SUPPLIED PASSAGE:
══════
This looks quite nice to me. You see, how schema.org let’s you easily convey the most relevant information and the property names are well-chosen to make it easy for humans to read the RDF (in contrast e.g. to the ISBD vocabulary which uses numbers in the property URIs following the library tradition :-/).
The example also shows the current shortcomings of schema.org and where the library community might put some effort in to extending it, as OCLC has already been doing for this release with the experimental “library” extension vocabulary for use with Schema.org. E.g., there are no seperate schema.org properties for a table of content and an abstract so that they are both put into one string using ther schema:description property.
Links to other linked data sources
There are links to several other data sources: LoC authorities (lines 13, 16, 41, 44) , dewey.info (17), the linked data FAST headings (18,19), viaf.org (20,22) and an owl:sameAs link to the HTTP-DOI identifier (32). As most of these services are already run by OCLC and as the connections probably all were already existent in the data, creating these links wasn’t hard work, which of course doesn’t make them less useful.
══════
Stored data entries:

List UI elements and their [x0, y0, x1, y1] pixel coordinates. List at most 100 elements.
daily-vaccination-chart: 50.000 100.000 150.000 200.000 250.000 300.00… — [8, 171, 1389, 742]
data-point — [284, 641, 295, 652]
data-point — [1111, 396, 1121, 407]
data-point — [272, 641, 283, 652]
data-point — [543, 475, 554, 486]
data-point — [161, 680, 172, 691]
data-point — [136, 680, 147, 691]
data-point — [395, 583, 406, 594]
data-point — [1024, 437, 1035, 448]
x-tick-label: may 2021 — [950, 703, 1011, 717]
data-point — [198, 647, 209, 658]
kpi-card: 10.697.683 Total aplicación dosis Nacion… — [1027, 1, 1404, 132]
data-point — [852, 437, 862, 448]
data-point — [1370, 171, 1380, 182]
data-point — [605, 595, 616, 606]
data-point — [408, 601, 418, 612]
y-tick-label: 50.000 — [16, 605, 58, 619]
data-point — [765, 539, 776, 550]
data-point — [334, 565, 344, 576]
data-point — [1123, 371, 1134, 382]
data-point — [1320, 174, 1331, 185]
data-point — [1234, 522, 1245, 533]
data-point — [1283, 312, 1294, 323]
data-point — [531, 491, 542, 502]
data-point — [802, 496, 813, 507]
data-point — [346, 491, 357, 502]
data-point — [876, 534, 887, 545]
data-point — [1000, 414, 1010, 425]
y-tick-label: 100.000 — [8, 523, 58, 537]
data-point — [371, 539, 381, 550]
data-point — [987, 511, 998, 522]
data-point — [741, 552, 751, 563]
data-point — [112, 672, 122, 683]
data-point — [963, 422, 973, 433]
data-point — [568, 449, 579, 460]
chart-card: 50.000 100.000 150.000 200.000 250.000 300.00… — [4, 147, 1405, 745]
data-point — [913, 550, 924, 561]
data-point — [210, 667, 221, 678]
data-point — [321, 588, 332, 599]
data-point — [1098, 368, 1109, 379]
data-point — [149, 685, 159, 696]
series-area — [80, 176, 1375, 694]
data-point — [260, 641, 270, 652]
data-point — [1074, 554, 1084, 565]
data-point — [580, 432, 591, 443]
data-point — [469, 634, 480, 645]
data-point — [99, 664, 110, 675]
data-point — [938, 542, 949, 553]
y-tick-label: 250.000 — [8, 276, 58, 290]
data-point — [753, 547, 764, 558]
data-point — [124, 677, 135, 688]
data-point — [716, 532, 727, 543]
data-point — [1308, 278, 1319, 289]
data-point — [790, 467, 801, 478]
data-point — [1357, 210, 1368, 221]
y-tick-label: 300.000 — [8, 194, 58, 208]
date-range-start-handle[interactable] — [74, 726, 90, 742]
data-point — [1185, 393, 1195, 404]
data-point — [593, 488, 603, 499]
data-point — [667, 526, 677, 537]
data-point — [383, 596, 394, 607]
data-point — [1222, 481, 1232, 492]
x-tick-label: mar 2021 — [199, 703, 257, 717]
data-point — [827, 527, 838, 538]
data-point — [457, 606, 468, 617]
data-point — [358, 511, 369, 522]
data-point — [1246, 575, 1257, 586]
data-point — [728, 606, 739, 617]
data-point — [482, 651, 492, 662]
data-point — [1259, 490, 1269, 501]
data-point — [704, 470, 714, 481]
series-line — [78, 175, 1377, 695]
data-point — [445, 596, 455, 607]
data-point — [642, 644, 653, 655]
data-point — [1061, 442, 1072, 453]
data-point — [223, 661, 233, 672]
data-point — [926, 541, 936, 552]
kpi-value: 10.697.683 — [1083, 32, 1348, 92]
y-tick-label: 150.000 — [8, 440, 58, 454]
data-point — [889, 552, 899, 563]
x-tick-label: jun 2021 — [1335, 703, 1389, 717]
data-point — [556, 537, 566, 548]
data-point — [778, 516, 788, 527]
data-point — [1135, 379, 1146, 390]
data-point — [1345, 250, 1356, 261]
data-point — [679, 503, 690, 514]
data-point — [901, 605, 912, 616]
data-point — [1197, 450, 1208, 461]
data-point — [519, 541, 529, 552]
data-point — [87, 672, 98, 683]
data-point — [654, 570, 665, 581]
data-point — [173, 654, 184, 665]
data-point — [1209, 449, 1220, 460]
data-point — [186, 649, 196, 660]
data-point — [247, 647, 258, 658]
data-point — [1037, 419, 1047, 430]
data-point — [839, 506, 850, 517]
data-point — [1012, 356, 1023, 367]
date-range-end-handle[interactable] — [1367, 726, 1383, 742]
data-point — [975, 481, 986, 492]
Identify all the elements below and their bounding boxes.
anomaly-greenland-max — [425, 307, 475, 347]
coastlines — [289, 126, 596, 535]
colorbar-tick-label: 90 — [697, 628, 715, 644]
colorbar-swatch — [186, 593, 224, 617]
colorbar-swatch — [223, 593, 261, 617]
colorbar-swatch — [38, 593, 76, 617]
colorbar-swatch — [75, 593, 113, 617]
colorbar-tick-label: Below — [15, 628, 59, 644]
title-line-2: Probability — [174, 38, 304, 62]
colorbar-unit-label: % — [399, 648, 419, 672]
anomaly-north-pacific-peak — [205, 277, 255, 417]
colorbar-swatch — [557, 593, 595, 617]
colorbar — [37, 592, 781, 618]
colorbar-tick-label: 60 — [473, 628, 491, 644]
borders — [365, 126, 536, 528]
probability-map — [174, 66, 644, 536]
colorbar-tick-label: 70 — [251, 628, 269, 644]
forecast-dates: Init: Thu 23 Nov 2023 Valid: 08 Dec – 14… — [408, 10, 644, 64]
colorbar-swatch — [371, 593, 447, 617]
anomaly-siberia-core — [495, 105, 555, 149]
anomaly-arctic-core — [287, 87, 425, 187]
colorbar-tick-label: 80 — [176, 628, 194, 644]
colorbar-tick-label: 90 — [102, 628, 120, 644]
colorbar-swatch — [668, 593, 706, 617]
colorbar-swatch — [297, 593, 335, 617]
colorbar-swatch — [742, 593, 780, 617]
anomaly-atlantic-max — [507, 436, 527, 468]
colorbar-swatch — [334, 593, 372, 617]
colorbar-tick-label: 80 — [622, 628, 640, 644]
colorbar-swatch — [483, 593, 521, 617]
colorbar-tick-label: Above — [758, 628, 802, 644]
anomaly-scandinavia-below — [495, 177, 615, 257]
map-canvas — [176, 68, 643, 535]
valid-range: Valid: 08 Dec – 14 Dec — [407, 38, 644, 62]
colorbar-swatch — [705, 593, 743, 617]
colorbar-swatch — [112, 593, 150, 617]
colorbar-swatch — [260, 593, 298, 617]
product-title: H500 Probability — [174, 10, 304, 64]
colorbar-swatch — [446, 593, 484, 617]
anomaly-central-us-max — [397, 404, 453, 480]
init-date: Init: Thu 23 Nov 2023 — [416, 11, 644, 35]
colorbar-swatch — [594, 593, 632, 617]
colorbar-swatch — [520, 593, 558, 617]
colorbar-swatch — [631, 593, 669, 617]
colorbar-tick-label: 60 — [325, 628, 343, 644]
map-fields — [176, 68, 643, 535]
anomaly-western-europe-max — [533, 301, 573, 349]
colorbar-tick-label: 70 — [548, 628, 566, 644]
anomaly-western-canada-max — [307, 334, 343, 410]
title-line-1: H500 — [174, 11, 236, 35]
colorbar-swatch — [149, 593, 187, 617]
══════
TASK PROMPT:
Continue the passage on OCLC's schema.org library data from its final sentence, without drawing on the records.

RESPONSE AREA:
Copyright information
What I found very interesting is the schema:copyrightYear property used in some descriptions in worldcat.org. I don’t know how much resources are covered with the indication of a copyright year and how accurate the data is, but this seems a useful source to me for projects like publicdomainworks.net.
Missing URIs
As with other preceding publications of linked bibliographic data there are some URIs missing for things we might want to link to instead of only serving the name string of the respecting entity: I am talking about places and publishers. Until now, AFAIK URIs for publishers don’t exist, hopefully someone (OCLC perhaps?) is already working on a LOD registry for publishers. For places, we have geonames but it is not that trivial to generate the right links. It’s not a great surprise that a lot of work has to be done to build the global data space.